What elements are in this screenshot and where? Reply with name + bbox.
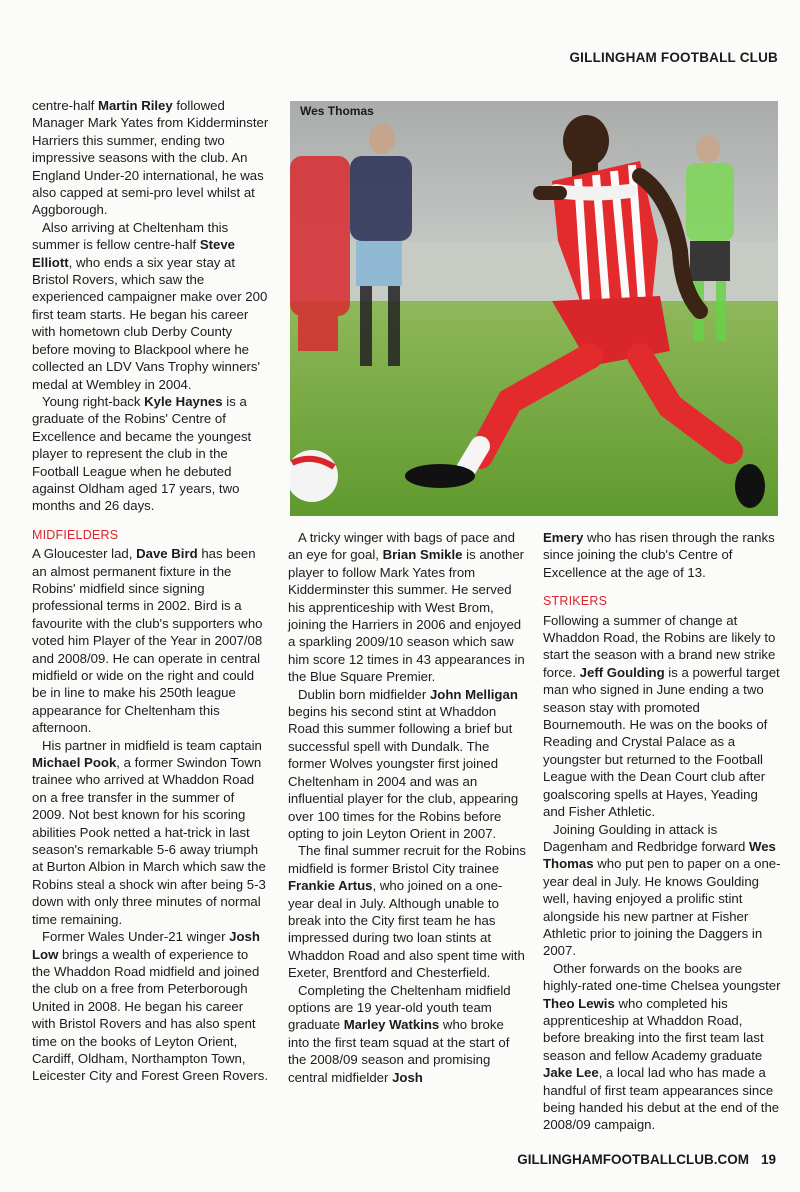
page-number: 19 [760, 1152, 776, 1167]
paragraph: His partner in midfield is team captain Michael Pook, a former Swindon Town trainee who arrived at Whaddon Road on a free transfer in the summer of 2009. Not best known for his scoring abilities Pook netted a hat-trick in last season's remarkable 5-6 away triumph at Burton Albion in March which saw the Robins steal a shock win after being 5-3 down with only three minutes of normal time remaining. [32, 737, 266, 927]
page-footer [517, 1152, 776, 1167]
photo-caption: Wes Thomas [300, 104, 374, 118]
paragraph: Joining Goulding in attack is Dagenham and Redbridge forward Wes Thomas who put pen to paper on a one-year deal in July. He knows Goulding well, having enjoyed a prolific stint alongside his new partner at Fisher Athletic prior to joining the Daggers in 2007. [543, 821, 781, 959]
paragraph: Dublin born midfielder John Melligan begins his second stint at Whaddon Road this summer following a brief but successful spell with Dundalk. The former Wolves youngster first joined Cheltenham in 2004 and was an influential player for the club, appearing over 100 times for the Robins before opting to join Leyton Orient in 2007. [288, 686, 519, 841]
paragraph: Following a summer of change at Whaddon Road, the Robins are likely to start the season with a brand new strike force. Jeff Goulding is a powerful target man who signed in June ending a two season stay with promoted Bournemouth. He was on the books of Reading and Crystal Palace as a youngster but returned to the Football League with the Dean Court club after goalscoring spells at Hayes, Yeading and Fisher Athletic. [543, 612, 780, 820]
section-heading-midfielders: MIDFIELDERS [32, 527, 119, 542]
paragraph: Emery who has risen through the ranks since joining the club's Centre of Excellence at the age of 13. [543, 530, 775, 580]
paragraph: Also arriving at Cheltenham this summer is fellow centre-half Steve Elliott, who ends a six year stay at Bristol Rovers, which saw the experienced campaigner make over 200 first team starts. He began his career with hometown club Derby County before moving to Blackpool where he collected an LDV Vans Trophy winners' medal at Wembley in 2004. [32, 219, 268, 392]
paragraph: A Gloucester lad, Dave Bird has been an almost permanent fixture in the Robins' midfield since signing professional terms in 2002. Bird is a favourite with the club's supporters who voted him Player of the Year in 2007/08 and 2008/09. He can operate in central midfield or wide on the right and could be in line to make his 250th league appearance for Cheltenham this afternoon. [32, 546, 263, 736]
footer-site-url: GILLINGHAMFOOTBALLCLUB.COM [517, 1152, 749, 1167]
paragraph: Completing the Cheltenham midfield options are 19 year-old youth team graduate Marley Watkins who broke into the first team squad at the start of the 2008/09 season and promising central midfielder Josh [288, 982, 511, 1085]
paragraph: Former Wales Under-21 winger Josh Low brings a wealth of experience to the Whaddon Road midfield and joined the club on a free from Peterborough United in 2008. He began his career with Bristol Rovers and has also spent time on the books of Leyton Orient, Cardiff, Oldham, Northampton Town, Leicester City and Forest Green Rovers. [32, 929, 269, 1084]
paragraph: Young right-back Kyle Haynes is a graduate of the Robins' Centre of Excellence and became the youngest player to represent the club in the Football League when he debuted against Oldham aged 17 years, two months and 26 days. [32, 393, 252, 514]
article-column-2 [288, 529, 526, 1086]
paragraph: Other forwards on the books are highly-rated one-time Chelsea youngster Theo Lewis who completed his apprenticeship at Whaddon Road, before breaking into the first team last season and fellow Academy graduate Jake Lee, a local lad who has made a handful of first team appearances since being handed his debut at the end of the 2008/09 campaign. [543, 960, 781, 1133]
article-column-3 [543, 529, 783, 1134]
player-photo [290, 101, 778, 516]
paragraph: The final summer recruit for the Robins midfield is former Bristol City trainee Frankie Artus, who joined on a one-year deal in July. Although unable to break into the City first team he has impressed during two loan stints at Whaddon Road and also spent time with Exeter, Brentford and Chesterfield. [288, 843, 526, 981]
paragraph: A tricky winger with bags of pace and an eye for goal, Brian Smikle is another player to follow Mark Yates from Kidderminster this summer. He served his apprenticeship with West Brom, joining the Harriers in 2006 and enjoyed a sparkling 2009/10 season which saw him score 12 times in 43 appearances in the Blue Square Premier. [288, 530, 525, 685]
paragraph: centre-half Martin Riley followed Manager Mark Yates from Kidderminster Harriers this summer, ending two impressive seasons with the club. An England Under-20 international, he was also capped at semi-pro level whilst at Aggborough. [32, 98, 269, 218]
player-illustration [290, 101, 778, 516]
article-column-1 [32, 97, 270, 1085]
section-heading-strikers: STRIKERS [543, 594, 608, 609]
page-header: GILLINGHAM FOOTBALL CLUB [569, 50, 778, 65]
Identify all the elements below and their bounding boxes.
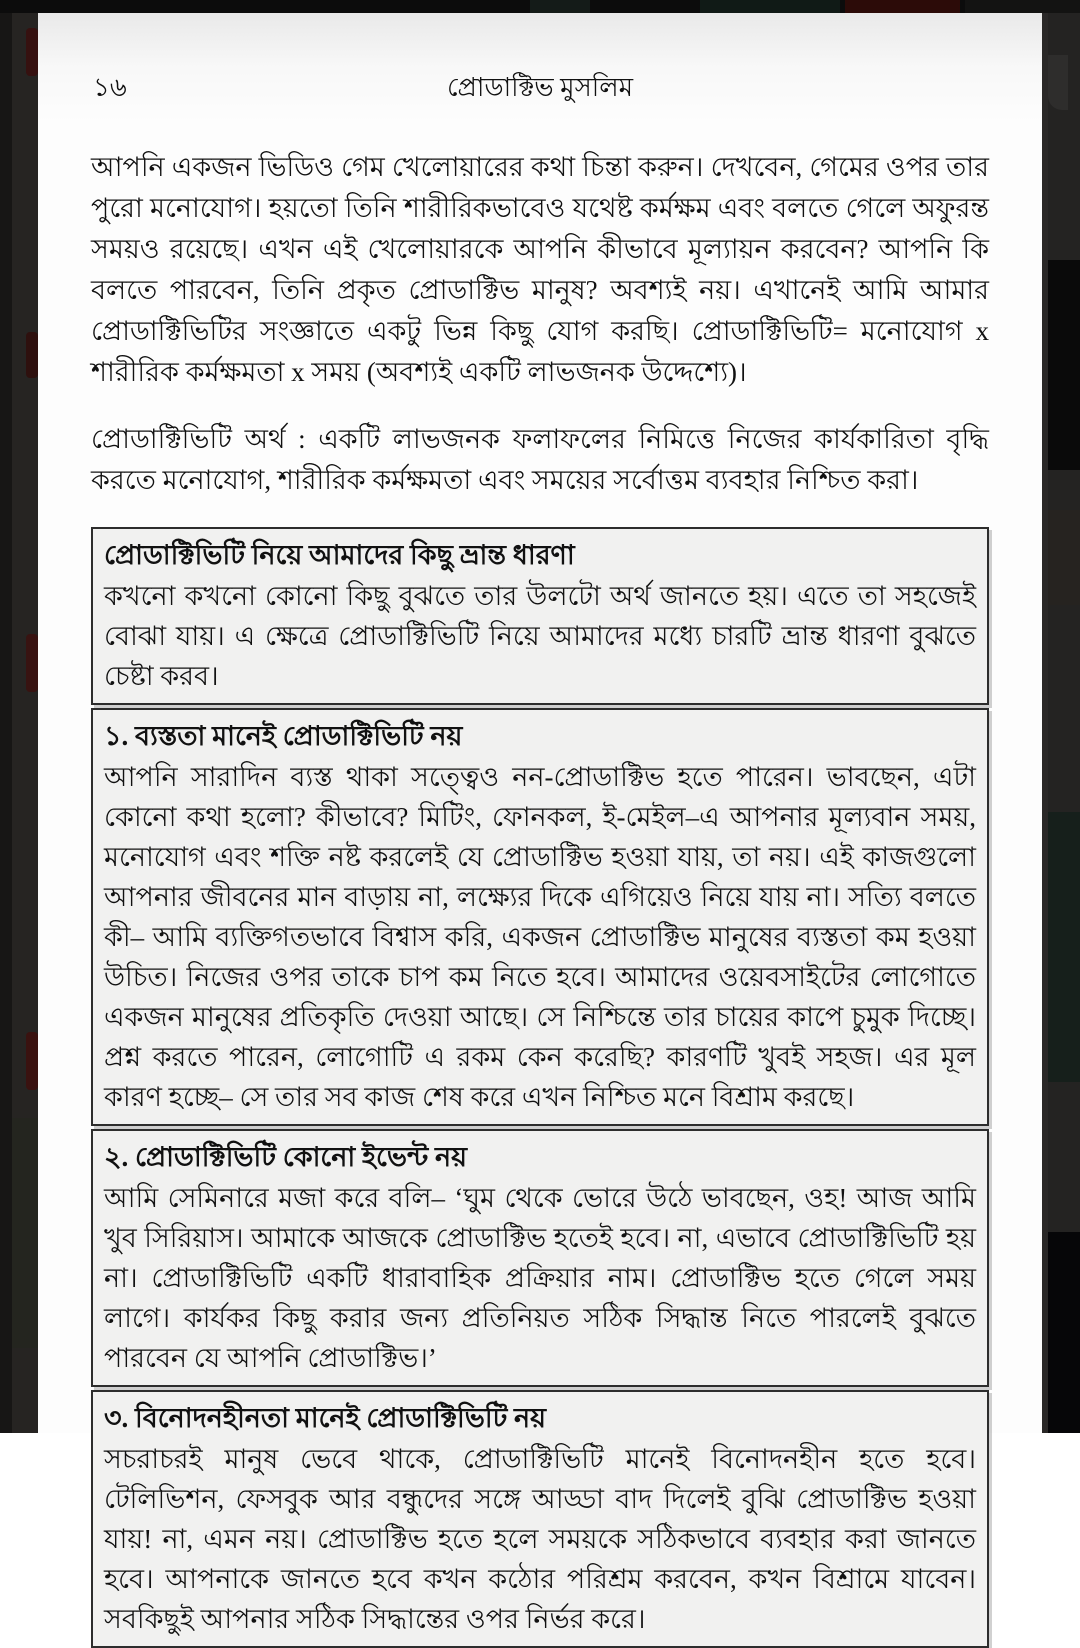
box-body: আপনি সারাদিন ব্যস্ত থাকা সত্ত্বেও নন-প্রোডাক্টিভ হতে পারেন। ভাবছেন, এটা কোনো কথা হলো? কীভাবে? মিটিং, ফোনকল, ই-মেইল–এ আপনার মূল্যবান সময়, মনোযোগ এবং শক্তি নষ্ট করলেই যে প্রোডাক্টিভ হওয়া যায়, তা নয়। এই কাজগুলো আপনার জীবনের মান বাড়ায় না, লক্ষ্যের দিকে এগিয়েও নিয়ে যায় না। সত্যি বলতে কী– আমি ব্যক্তিগতভাবে বিশ্বাস করি, একজন প্রোডাক্টিভ মানুষের ব্যস্ততা কম হওয়া উচিত। নিজের ওপর তাকে চাপ কম নিতে হবে। আমাদের ওয়েবসাইটের লোগোতে একজন মানুষের প্রতিকৃতি দেওয়া আছে। সে নিশ্চিন্তে তার চায়ের কাপে চুমুক দিচ্ছে। প্রশ্ন করতে পারেন, লোগোটি এ রকম কেন করেছি? কারণটি খুবই সহজ। এর মূল কারণ হচ্ছে– সে তার সব কাজ শেষ করে এখন নিশ্চিত মনে বিশ্রাম করছে। [104,762,976,1112]
backdrop-right-strip [1042,0,1080,1433]
backdrop-fragment [1048,260,1080,470]
page-content [38,71,1042,1648]
box-body: কখনো কখনো কোনো কিছু বুঝতে তার উলটো অর্থ জানতে হয়। এতে তা সহজেই বোঝা যায়। এ ক্ষেত্রে প্রোডাক্টিভিটি নিয়ে আমাদের মধ্যে চারটি ভ্রান্ত ধারণা বুঝতে চেষ্টা করব। [104,581,976,691]
box-body: আমি সেমিনারে মজা করে বলি– ‘ঘুম থেকে ভোরে উঠে ভাবছেন, ওহ! আজ আমি খুব সিরিয়াস। আমাকে আজকে প্রোডাক্টিভ হতেই হবে। না, এভাবে প্রোডাক্টিভিটি হয় না। প্রোডাক্টিভিটি একটি ধারাবাহিক প্রক্রিয়ার নাম। প্রোডাক্টিভ হতে গেলে সময় লাগে। কার্যকর কিছু করার জন্য প্রতিনিয়ত সঠিক সিদ্ধান্ত নিতে পারলেই বুঝতে পারবেন যে আপনি প্রোডাক্টিভ।’ [104,1183,976,1373]
misconception-intro-box [91,527,989,705]
backdrop-fragment [26,28,38,76]
backdrop-fragment [12,1118,38,1348]
backdrop-fragment [530,0,590,13]
backdrop-top-strip [0,0,1080,13]
box-heading: ১. ব্যস্ততা মানেই প্রোডাক্টিভিটি নয় [104,721,463,751]
page-number: ১৬ [93,73,127,102]
body-paragraph: আপনি একজন ভিডিও গেম খেলোয়ারের কথা চিন্তা করুন। দেখবেন, গেমের ওপর তার পুরো মনোযোগ। হয়তো তিনি শারীরিকভাবেও যথেষ্ট কর্মক্ষম এবং বলতে গেলে অফুরন্ত সময়ও রয়েছে। এখন এই খেলোয়ারকে আপনি কীভাবে মূল্যায়ন করবেন? আপনি কি বলতে পারবেন, তিনি প্রকৃত প্রোডাক্টিভ মানুষ? অবশ্যই নয়। এখানেই আমি আমার প্রোডাক্টিভিটির সংজ্ঞাতে একটু ভিন্ন কিছু যোগ করছি। প্রোডাক্টিভিটি= মনোযোগ x শারীরিক কর্মক্ষমতা x সময় (অবশ্যই একটি লাভজনক উদ্দেশ্যে)। [91,152,989,387]
backdrop-fragment [1048,812,1080,1082]
backdrop-fragment [26,1032,38,1090]
misconception-box-stack [91,527,989,1648]
backdrop-fragment [1048,1232,1080,1433]
backdrop-fragment [1048,55,1068,110]
misconception-box-3 [91,1390,989,1648]
box-heading: ৩. বিনোদনহীনতা মানেই প্রোডাক্টিভিটি নয় [104,1403,547,1433]
running-head-title: প্রোডাক্টিভ মুসলিম [446,73,634,102]
book-page[interactable] [38,13,1042,1634]
backdrop-fragment [1048,510,1080,605]
box-body: সচরাচরই মানুষ ভেবে থাকে, প্রোডাক্টিভিটি মানেই বিনোদনহীন হতে হবে। টেলিভিশন, ফেসবুক আর বন্ধুদের সঙ্গে আড্ডা বাদ দিলেই বুঝি প্রোডাক্টিভ হওয়া যায়! না, এমন নয়। প্রোডাক্টিভ হতে হলে সময়কে সঠিকভাবে ব্যবহার করা জানতে হবে। আপনাকে জানতে হবে কখন কঠোর পরিশ্রম করবেন, কখন বিশ্রামে যাবেন। সবকিছুই আপনার সঠিক সিদ্ধান্তের ওপর নির্ভর করে। [104,1444,976,1634]
backdrop-left-strip [0,0,38,1433]
backdrop-fragment [965,0,1080,13]
backdrop-fragment [700,0,840,13]
page-header [91,71,989,105]
backdrop-fragment [26,332,38,378]
backdrop-fragment [845,0,960,13]
box-heading: প্রোডাক্টিভিটি নিয়ে আমাদের কিছু ভ্রান্ত ধারণা [104,540,575,570]
definition-paragraph: প্রোডাক্টিভিটি অর্থ : একটি লাভজনক ফলাফলের নিমিত্তে নিজের কার্যকারিতা বৃদ্ধি করতে মনোযোগ, শারীরিক কর্মক্ষমতা এবং সময়ের সর্বোত্তম ব্যবহার নিশ্চিত করা। [91,424,989,495]
misconception-box-2 [91,1129,989,1387]
backdrop-fragment [26,634,38,692]
box-heading: ২. প্রোডাক্টিভিটি কোনো ইভেন্ট নয় [104,1142,467,1172]
misconception-box-1 [91,708,989,1126]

═══

## Stated problem
Copy out, word for word, the part of the records that opens with the line containing "page-number: 19 [760, 1152, 776, 1167]" and closes with the line containing "paragraph: Joining Goulding", including both of those lines.

## Response below
page-number: 19 [760, 1152, 776, 1167]
paragraph: His partner in midfield is team captain Michael Pook, a former Swindon Town trainee who arrived at Whaddon Road on a free transfer in the summer of 2009. Not best known for his scoring abilities Pook netted a hat-trick in last season's remarkable 5-6 away triumph at Burton Albion in March which saw the Robins steal a shock win after being 5-3 down with only three minutes of normal time remaining. [32, 737, 266, 927]
page-footer [517, 1152, 776, 1167]
photo-caption: Wes Thomas [300, 104, 374, 118]
paragraph: Joining Goulding in attack is Dagenham and Redbridge forward Wes Thomas who put pen to paper on a one-year deal in July. He knows Goulding well, having enjoyed a prolific stint alongside his new partner at Fisher Athletic prior to joining the Daggers in 2007. [543, 821, 781, 959]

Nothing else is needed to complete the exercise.